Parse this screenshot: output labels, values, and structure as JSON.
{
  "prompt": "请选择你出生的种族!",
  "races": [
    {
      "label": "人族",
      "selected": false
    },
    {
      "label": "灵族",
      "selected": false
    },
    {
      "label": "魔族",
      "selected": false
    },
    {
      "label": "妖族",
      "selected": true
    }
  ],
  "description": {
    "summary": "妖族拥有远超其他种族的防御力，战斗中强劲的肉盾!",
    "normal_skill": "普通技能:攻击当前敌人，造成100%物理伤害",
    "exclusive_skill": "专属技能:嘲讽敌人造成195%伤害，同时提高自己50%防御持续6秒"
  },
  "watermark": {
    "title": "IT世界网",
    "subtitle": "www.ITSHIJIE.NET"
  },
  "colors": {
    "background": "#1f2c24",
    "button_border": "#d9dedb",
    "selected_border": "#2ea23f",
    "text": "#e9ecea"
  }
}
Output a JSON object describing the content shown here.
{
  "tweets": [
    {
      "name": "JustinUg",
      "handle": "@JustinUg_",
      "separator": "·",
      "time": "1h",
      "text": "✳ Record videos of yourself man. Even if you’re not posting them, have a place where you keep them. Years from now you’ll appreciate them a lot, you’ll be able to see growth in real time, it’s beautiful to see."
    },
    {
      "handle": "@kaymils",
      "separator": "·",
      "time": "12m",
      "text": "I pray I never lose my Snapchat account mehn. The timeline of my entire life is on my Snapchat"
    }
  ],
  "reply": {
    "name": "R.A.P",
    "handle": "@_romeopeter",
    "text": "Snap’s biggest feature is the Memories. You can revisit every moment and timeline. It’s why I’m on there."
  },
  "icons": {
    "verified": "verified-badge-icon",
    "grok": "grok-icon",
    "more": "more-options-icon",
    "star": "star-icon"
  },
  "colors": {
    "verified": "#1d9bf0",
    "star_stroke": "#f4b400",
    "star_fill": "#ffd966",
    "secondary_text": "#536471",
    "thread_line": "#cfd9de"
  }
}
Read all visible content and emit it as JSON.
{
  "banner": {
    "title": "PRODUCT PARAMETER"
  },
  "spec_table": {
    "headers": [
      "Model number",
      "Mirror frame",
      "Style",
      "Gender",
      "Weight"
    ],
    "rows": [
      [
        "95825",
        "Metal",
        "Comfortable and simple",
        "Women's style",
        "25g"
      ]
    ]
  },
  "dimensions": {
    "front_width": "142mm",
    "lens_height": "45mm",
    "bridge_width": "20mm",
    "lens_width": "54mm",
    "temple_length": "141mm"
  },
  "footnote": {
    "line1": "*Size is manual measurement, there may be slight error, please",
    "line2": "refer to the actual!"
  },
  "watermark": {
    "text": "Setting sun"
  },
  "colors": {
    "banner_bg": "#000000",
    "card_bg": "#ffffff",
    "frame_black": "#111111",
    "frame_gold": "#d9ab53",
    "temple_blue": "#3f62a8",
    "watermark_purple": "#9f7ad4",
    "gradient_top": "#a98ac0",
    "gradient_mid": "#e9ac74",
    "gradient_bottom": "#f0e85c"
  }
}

- **Stated problem**
Copy every record exactly, with nothing added or dropped.

- **The response**
Parse this screenshot: output labels, values, and structure as JSON.
{
  "prompt": "请选择你出生的种族!",
  "races": [
    {
      "label": "人族",
      "selected": false
    },
    {
      "label": "灵族",
      "selected": false
    },
    {
      "label": "魔族",
      "selected": false
    },
    {
      "label": "妖族",
      "selected": true
    }
  ],
  "description": {
    "summary": "妖族拥有远超其他种族的防御力，战斗中强劲的肉盾!",
    "normal_skill": "普通技能:攻击当前敌人，造成100%物理伤害",
    "exclusive_skill": "专属技能:嘲讽敌人造成195%伤害，同时提高自己50%防御持续6秒"
  },
  "watermark": {
    "title": "IT世界网",
    "subtitle": "www.ITSHIJIE.NET"
  },
  "colors": {
    "background": "#1f2c24",
    "button_border": "#d9dedb",
    "selected_border": "#2ea23f",
    "text": "#e9ecea"
  }
}
Output a JSON object describing the content shown here.
{
  "tweets": [
    {
      "name": "JustinUg",
      "handle": "@JustinUg_",
      "separator": "·",
      "time": "1h",
      "text": "✳ Record videos of yourself man. Even if you’re not posting them, have a place where you keep them. Years from now you’ll appreciate them a lot, you’ll be able to see growth in real time, it’s beautiful to see."
    },
    {
      "handle": "@kaymils",
      "separator": "·",
      "time": "12m",
      "text": "I pray I never lose my Snapchat account mehn. The timeline of my entire life is on my Snapchat"
    }
  ],
  "reply": {
    "name": "R.A.P",
    "handle": "@_romeopeter",
    "text": "Snap’s biggest feature is the Memories. You can revisit every moment and timeline. It’s why I’m on there."
  },
  "icons": {
    "verified": "verified-badge-icon",
    "grok": "grok-icon",
    "more": "more-options-icon",
    "star": "star-icon"
  },
  "colors": {
    "verified": "#1d9bf0",
    "star_stroke": "#f4b400",
    "star_fill": "#ffd966",
    "secondary_text": "#536471",
    "thread_line": "#cfd9de"
  }
}
Read all visible content and emit it as JSON.
{
  "banner": {
    "title": "PRODUCT PARAMETER"
  },
  "spec_table": {
    "headers": [
      "Model number",
      "Mirror frame",
      "Style",
      "Gender",
      "Weight"
    ],
    "rows": [
      [
        "95825",
        "Metal",
        "Comfortable and simple",
        "Women's style",
        "25g"
      ]
    ]
  },
  "dimensions": {
    "front_width": "142mm",
    "lens_height": "45mm",
    "bridge_width": "20mm",
    "lens_width": "54mm",
    "temple_length": "141mm"
  },
  "footnote": {
    "line1": "*Size is manual measurement, there may be slight error, please",
    "line2": "refer to the actual!"
  },
  "watermark": {
    "text": "Setting sun"
  },
  "colors": {
    "banner_bg": "#000000",
    "card_bg": "#ffffff",
    "frame_black": "#111111",
    "frame_gold": "#d9ab53",
    "temple_blue": "#3f62a8",
    "watermark_purple": "#9f7ad4",
    "gradient_top": "#a98ac0",
    "gradient_mid": "#e9ac74",
    "gradient_bottom": "#f0e85c"
  }
}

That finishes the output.